Tuesday, February 01, 2011

Chimpanzees mourn their dead children just like humans

Chimpanzee mothers establish close physical relationships with their young, carrying them for up to two years and nursing them until they are six. But now scientists have filmed how one chimpanzee mother, whose 16 month old infant died, apparently begins the grieving process. The ape continued to carry the body for more than 24 hours before tenderly laying on the ground. Then from a short distance she watches over her child.

Periodically she returns to the body and touches the face and neck with her fingers to establish it was dead. She then took the body to other chimpanzees in the troop to get a second opinion. The following day the chimp had abandoned the body, according to a report by scientists from the respected Max Planck Institute for Psycholinguistics. Dr Cronin said the research provided "unique insights into how chimpanzees, one of humans’ closest primate relatives, learn about death."


YouTube link.

Dr Katherine Cronin and Edwin Van Leeuwen together with Prof Mark Bodamer, of Gonzaga University in Washington State, and Innocent Chitalu Mulenga videoed the chimpanzee in Chimfunshi in Zambia. Dr Cronin said the research provided "unique insights into how chimpanzees, one of humans’ closest primate relatives, learn about death." She said: "After carrying the infant’s dead body for more than a day, the mother laid the body out on the ground in a clearing and repeatedly approached the body and held her fingers against the infant’s face and neck for multiple seconds.

"She remained near the body for nearly an hour, then carried it over to a group of chimpanzees and watched them investigate the body. The next day, the mother was no longer carrying the body of the infant." The report, published in the American Journal of Primatology, says almost nothing is known about how primates react to death of close individuals, what they understand about death, and whether they mourn. The researchers therefore believe they have reported a unique transitional period as the mother learned about the death of her infant, a process never before reported in detail.

4 comments:

cath said...

**STUDY QUESTIONS**
**a.** Answer these questions about the chimpanzee mourning post:
(i) For how long did the mother keep carrying her dead infant's body?
(ii) In what place was the chimpanzee videoed?
(iii) In which journal was the report published?
**b.** Write the next part of the post on chimpanzee mourning, picking up right after its final line.

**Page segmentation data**
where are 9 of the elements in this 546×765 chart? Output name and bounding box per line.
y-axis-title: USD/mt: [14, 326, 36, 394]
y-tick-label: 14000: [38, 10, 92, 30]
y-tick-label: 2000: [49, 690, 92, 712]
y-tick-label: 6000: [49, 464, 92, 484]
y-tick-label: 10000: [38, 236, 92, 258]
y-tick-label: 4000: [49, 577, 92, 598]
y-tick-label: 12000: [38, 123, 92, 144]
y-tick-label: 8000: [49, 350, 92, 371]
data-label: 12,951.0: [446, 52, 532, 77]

**TASK-BY-TASK OUTPUTS**
**a.**
(i) More than 24 hours (more than a day).
(ii) Chimfunshi in Zambia.
(iii) The American Journal of Primatology.

**b.**
Quite fascinating. I like her "doctorly" demeanour at the beginning, and the way the others take turns checking it out.

Also reminds me of this, from The Onion:

http://www.theonion.com/video/scientists-successfully-teach-gorilla-it-will-die,17165/

arbroath said...

Heh heh!

SteveC said...

Reminds me of this article about penguins that seem to mourn over their dead chicks.

http://www.dailymail.co.uk/news/article-1350691/Penguins-bowed-mourning-deaths-chicks.html

I must admit I didn't watch the video on theOnion.com. I didn't have time, but as I recall thats a satire site?

cath said...

Steve: Yes, it is mostly a satire site. (What's not satire there is just humorous fiction set in the real world, without the satirical barb).

The piece I link to is about a year old. It's kind of a darkly funny story (fictional but probably not satirical) about scientists teaching a chimp in a lab about its mortality. At the time, it was significant to me because I had been engaging in some fanciful (and deliberately silly) speculation with a friend about whether chimps in labs might be taught morality or self-consciousness -- whether Koko could become the chimps' equivalent of the mythical Eve.

Watching the piece Arbroath linked, I found myself wondering more seriously whether repeated exposure to the deaths of other chimps -- such as the death of the baby in the video, and also the eventual deaths of their elders -- would eventually result in chimps' grasping their own mortality. And that reminded me of the Onion piece.